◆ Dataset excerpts
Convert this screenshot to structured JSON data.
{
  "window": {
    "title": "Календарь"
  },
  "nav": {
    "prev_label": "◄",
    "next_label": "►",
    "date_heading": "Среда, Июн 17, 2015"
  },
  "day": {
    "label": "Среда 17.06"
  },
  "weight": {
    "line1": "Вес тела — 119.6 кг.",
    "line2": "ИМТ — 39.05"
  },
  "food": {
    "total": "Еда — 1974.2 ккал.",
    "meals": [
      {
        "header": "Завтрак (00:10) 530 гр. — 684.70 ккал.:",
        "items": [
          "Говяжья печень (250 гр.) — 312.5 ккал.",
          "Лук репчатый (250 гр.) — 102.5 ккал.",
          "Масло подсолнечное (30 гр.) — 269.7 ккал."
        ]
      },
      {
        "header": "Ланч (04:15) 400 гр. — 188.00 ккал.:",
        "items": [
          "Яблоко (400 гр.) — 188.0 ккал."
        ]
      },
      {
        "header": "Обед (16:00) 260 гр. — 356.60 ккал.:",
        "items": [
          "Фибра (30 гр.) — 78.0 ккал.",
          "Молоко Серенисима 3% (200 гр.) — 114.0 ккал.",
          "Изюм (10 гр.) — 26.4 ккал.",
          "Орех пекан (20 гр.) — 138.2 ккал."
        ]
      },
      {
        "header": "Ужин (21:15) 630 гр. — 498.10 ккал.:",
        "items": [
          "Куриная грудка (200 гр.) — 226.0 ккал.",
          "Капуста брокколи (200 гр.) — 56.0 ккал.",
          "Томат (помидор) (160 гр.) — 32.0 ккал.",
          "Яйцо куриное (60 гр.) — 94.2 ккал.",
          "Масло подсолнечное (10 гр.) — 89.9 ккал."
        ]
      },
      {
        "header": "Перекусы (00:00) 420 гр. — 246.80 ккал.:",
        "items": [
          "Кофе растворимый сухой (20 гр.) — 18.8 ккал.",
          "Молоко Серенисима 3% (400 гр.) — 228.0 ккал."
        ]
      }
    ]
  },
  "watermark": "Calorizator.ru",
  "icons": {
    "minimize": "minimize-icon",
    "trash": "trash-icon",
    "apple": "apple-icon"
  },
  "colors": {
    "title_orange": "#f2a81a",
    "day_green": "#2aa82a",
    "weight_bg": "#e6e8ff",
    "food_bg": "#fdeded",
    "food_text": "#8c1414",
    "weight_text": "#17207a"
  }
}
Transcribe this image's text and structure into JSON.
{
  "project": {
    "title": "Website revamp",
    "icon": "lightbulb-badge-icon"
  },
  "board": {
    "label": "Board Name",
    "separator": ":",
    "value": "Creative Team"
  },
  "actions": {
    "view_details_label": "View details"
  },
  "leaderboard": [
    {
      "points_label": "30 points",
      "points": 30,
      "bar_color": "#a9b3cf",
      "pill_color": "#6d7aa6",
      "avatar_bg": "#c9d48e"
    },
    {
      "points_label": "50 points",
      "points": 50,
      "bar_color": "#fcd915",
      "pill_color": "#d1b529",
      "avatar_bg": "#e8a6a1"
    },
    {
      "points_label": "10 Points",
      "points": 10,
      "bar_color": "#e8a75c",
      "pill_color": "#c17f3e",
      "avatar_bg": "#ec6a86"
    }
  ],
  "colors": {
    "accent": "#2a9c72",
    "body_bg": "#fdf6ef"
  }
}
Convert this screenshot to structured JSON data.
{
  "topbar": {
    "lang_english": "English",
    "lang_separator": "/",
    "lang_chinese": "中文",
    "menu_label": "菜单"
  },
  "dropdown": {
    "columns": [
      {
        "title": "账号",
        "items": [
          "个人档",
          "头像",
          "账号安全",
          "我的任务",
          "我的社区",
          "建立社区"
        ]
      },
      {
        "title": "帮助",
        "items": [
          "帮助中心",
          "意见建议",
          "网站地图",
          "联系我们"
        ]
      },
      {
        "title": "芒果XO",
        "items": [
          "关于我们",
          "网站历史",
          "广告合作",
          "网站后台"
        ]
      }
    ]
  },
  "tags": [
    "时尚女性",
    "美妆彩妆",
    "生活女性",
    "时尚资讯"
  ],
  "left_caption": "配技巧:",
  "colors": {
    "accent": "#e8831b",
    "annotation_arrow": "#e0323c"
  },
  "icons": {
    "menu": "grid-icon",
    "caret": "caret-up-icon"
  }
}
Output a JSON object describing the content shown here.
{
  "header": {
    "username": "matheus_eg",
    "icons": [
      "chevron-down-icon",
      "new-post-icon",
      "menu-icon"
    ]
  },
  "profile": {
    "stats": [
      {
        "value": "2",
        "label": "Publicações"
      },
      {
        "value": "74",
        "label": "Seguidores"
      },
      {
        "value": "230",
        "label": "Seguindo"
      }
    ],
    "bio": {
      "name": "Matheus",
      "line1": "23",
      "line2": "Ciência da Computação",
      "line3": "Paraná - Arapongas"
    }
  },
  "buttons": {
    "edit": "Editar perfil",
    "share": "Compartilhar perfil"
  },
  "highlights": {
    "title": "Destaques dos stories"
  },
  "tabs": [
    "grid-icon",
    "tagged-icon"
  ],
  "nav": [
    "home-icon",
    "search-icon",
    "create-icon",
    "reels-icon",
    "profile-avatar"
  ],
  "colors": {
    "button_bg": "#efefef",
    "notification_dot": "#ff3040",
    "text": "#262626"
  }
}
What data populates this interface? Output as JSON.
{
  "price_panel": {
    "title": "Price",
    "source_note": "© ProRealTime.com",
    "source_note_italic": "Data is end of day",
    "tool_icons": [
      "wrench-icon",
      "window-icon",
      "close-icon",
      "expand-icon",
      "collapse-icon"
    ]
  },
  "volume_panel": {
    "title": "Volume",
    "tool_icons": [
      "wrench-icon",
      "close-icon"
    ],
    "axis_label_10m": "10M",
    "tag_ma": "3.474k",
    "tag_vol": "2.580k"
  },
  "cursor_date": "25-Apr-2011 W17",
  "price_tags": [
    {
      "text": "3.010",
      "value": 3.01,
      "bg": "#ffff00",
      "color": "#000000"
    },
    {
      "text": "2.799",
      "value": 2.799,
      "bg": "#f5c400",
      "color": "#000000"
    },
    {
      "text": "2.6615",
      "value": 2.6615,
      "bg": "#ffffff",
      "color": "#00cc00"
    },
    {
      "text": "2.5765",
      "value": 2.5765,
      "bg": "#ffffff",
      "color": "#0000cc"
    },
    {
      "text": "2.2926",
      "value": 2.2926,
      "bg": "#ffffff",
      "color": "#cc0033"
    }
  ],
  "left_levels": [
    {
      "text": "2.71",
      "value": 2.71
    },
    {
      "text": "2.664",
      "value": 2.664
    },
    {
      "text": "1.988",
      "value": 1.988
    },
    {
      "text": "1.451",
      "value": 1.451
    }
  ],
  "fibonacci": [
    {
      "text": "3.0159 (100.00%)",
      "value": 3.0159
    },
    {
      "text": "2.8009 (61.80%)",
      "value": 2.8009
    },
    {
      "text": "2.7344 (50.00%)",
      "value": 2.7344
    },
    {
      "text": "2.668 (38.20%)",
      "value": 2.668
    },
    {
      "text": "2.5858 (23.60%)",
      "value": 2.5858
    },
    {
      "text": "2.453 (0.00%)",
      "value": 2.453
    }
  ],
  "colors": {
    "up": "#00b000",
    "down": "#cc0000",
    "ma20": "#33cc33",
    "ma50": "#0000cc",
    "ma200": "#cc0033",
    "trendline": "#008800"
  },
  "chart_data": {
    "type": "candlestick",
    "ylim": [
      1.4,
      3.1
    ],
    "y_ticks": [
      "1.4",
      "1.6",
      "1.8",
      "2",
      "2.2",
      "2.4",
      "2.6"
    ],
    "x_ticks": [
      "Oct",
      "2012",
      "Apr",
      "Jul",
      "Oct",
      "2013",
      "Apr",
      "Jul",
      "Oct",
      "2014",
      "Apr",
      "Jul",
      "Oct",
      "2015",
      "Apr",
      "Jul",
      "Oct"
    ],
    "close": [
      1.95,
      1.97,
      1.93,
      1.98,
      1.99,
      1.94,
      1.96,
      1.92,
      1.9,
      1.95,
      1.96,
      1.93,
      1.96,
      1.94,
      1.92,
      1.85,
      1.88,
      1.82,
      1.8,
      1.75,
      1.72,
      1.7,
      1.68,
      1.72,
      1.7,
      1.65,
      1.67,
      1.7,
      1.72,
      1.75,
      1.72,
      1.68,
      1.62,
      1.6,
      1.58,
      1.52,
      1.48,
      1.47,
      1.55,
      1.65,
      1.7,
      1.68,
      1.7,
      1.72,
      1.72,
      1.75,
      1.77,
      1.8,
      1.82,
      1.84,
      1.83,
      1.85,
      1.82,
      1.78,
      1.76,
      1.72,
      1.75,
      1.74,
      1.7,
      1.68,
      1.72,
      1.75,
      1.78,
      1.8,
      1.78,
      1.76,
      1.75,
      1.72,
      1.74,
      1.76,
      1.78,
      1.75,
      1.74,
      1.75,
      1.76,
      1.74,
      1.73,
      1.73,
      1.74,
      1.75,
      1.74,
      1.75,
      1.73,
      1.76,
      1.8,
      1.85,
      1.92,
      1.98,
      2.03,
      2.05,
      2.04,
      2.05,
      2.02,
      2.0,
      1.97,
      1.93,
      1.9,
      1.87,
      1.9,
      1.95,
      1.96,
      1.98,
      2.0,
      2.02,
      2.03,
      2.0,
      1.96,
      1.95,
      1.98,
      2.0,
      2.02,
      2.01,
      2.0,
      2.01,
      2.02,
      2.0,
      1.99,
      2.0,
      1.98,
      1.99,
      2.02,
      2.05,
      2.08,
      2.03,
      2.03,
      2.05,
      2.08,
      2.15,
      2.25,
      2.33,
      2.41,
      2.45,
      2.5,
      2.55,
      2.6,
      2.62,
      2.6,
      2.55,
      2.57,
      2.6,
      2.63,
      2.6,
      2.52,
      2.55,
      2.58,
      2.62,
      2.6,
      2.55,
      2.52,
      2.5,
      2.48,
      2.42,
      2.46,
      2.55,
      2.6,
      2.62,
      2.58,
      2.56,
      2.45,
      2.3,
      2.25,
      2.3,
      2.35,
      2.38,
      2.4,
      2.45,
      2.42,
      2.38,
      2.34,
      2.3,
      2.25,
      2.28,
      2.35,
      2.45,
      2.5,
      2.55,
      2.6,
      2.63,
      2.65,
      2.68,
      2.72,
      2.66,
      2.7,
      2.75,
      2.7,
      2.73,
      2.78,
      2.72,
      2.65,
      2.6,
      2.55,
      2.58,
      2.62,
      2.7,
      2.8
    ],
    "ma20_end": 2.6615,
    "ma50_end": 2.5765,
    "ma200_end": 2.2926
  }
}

◆ Written exercise
For the entries shown above, give the number of lines that include the word "perfil", without any other text.

◆ Worked solution
2